= Study text =
=== Section Start ===
- Born: Chicago, Illinois, U.S.
- Medium: Instagram; TikTok; Stand-up comedy;
- Years active: 2020 - present
- Genres: stand-up comedy; Character comedy; Heritage comedy; Comedy music; sarcasm;
- Subject(s): Assyrian culture; Southwestern Asia; everyday life; relationships; family; religion;

= Ramina Odicho =

Assyrian-American comedian

Ramina Odicho (ܪܡܝܢܐ ܥܒܕܝܫܘܥ), also known by her pseudonym Ramina Rated, is an Assyrian American comedian and influencer. Odicho has used her platform as a place to express her appreciation of Assyrian culture, and speak out on issues affecting the Assyrian and Middle Eastern communities.

Primarily recognized for her characters Yome and Yasmine, as well as for her multicultural reach, Odicho is considered to be one of the well-known Assyrian comedians in the diaspora.

==Early life==
Ramina Odicho was the middle child in her Assyrian family, who immigrated to the U.S. from Syria. She grew up in a religious and family-oriented environment, was particularly close to her family and cousins, and was involved in her church youth group. She graduated with a master's in teaching English and taught at a high school level for eight years until her comedy career began to take off. She has previously been involved with the Assyrian community outside of religious activities, such as becoming a sponsor of her former Assyrian club at Niles West High School.
=== Section End ===
= Your assignment =
Write out the text about Ramina Odicho above in full, with every word and line unchanged.

= Supplied data =
=== Section Start ===
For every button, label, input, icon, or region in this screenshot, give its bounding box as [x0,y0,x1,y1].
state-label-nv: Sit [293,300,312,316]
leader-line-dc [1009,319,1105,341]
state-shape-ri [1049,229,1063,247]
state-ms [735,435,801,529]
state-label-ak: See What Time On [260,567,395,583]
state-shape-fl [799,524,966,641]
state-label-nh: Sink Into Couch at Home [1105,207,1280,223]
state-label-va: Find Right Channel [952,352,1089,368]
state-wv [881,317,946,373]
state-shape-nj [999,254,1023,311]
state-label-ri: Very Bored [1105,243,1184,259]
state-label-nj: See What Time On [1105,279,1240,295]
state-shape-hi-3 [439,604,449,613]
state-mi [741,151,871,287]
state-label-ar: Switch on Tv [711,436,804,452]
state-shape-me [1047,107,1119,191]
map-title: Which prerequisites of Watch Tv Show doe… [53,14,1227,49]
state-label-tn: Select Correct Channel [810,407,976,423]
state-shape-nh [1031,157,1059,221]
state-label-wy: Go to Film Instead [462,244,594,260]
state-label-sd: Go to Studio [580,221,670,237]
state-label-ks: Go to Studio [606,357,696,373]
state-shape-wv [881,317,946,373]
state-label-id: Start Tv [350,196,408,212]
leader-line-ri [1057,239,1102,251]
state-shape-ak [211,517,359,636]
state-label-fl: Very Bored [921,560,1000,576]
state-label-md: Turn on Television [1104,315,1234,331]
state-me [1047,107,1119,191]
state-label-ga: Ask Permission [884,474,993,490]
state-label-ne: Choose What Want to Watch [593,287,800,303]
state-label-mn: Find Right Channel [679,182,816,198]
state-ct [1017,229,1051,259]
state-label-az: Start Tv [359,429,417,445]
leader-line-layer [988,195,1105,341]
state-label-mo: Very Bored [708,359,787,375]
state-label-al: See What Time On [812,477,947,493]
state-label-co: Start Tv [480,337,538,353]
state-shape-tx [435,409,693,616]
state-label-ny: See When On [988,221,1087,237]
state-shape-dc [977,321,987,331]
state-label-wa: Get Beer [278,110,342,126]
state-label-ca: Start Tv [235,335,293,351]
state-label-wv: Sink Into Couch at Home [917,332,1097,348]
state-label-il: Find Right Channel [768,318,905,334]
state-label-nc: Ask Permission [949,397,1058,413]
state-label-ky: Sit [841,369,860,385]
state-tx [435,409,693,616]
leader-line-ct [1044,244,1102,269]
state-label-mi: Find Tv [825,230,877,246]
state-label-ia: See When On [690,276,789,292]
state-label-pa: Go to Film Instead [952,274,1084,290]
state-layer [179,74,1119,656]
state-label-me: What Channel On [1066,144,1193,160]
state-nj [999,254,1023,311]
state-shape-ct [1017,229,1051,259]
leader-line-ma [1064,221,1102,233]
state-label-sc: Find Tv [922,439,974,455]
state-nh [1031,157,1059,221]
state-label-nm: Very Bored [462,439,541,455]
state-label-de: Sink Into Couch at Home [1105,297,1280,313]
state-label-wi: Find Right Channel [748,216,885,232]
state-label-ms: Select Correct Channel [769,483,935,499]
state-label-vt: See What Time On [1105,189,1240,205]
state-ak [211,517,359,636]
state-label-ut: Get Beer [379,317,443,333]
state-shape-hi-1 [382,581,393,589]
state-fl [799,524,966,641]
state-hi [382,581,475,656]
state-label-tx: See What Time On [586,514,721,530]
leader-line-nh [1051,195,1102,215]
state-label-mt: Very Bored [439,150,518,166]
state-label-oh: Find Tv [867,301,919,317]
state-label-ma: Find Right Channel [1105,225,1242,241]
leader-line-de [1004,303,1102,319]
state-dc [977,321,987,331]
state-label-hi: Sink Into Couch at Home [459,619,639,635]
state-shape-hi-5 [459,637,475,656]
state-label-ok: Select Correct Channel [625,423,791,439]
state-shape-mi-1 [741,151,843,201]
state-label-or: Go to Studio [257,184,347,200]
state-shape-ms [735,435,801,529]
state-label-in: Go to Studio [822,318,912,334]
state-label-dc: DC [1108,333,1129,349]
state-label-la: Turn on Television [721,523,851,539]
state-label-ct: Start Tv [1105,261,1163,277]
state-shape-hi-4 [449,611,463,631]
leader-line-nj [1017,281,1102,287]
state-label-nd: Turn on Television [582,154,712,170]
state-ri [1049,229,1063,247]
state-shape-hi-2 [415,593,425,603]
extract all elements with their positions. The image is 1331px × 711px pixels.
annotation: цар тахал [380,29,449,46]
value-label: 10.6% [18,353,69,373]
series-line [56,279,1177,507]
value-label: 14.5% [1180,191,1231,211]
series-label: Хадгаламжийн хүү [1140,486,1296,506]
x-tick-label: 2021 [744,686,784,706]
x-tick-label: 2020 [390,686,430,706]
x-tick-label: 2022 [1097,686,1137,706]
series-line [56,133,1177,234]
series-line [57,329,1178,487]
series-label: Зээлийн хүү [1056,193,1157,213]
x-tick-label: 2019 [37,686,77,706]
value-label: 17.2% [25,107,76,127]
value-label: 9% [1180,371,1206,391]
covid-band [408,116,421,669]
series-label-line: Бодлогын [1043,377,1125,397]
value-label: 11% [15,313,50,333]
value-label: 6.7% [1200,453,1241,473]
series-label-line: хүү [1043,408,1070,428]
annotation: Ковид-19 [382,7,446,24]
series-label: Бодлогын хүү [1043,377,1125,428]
=== Section End ===
= Answer to the exercise =
- Born: Chicago, Illinois, U.S.
- Medium: Instagram; TikTok; Stand-up comedy;
- Years active: 2020 - present
- Genres: stand-up comedy; Character comedy; Heritage comedy; Comedy music; sarcasm;
- Subject(s): Assyrian culture; Southwestern Asia; everyday life; relationships; family; religion;

= Ramina Odicho =

Assyrian-American comedian

Ramina Odicho (ܪܡܝܢܐ ܥܒܕܝܫܘܥ), also known by her pseudonym Ramina Rated, is an Assyrian American comedian and influencer. Odicho has used her platform as a place to express her appreciation of Assyrian culture, and speak out on issues affecting the Assyrian and Middle Eastern communities.

Primarily recognized for her characters Yome and Yasmine, as well as for her multicultural reach, Odicho is considered to be one of the well-known Assyrian comedians in the diaspora.

==Early life==
Ramina Odicho was the middle child in her Assyrian family, who immigrated to the U.S. from Syria. She grew up in a religious and family-oriented environment, was particularly close to her family and cousins, and was involved in her church youth group. She graduated with a master's in teaching English and taught at a high school level for eight years until her comedy career began to take off. She has previously been involved with the Assyrian community outside of religious activities, such as becoming a sponsor of her former Assyrian club at Niles West High School.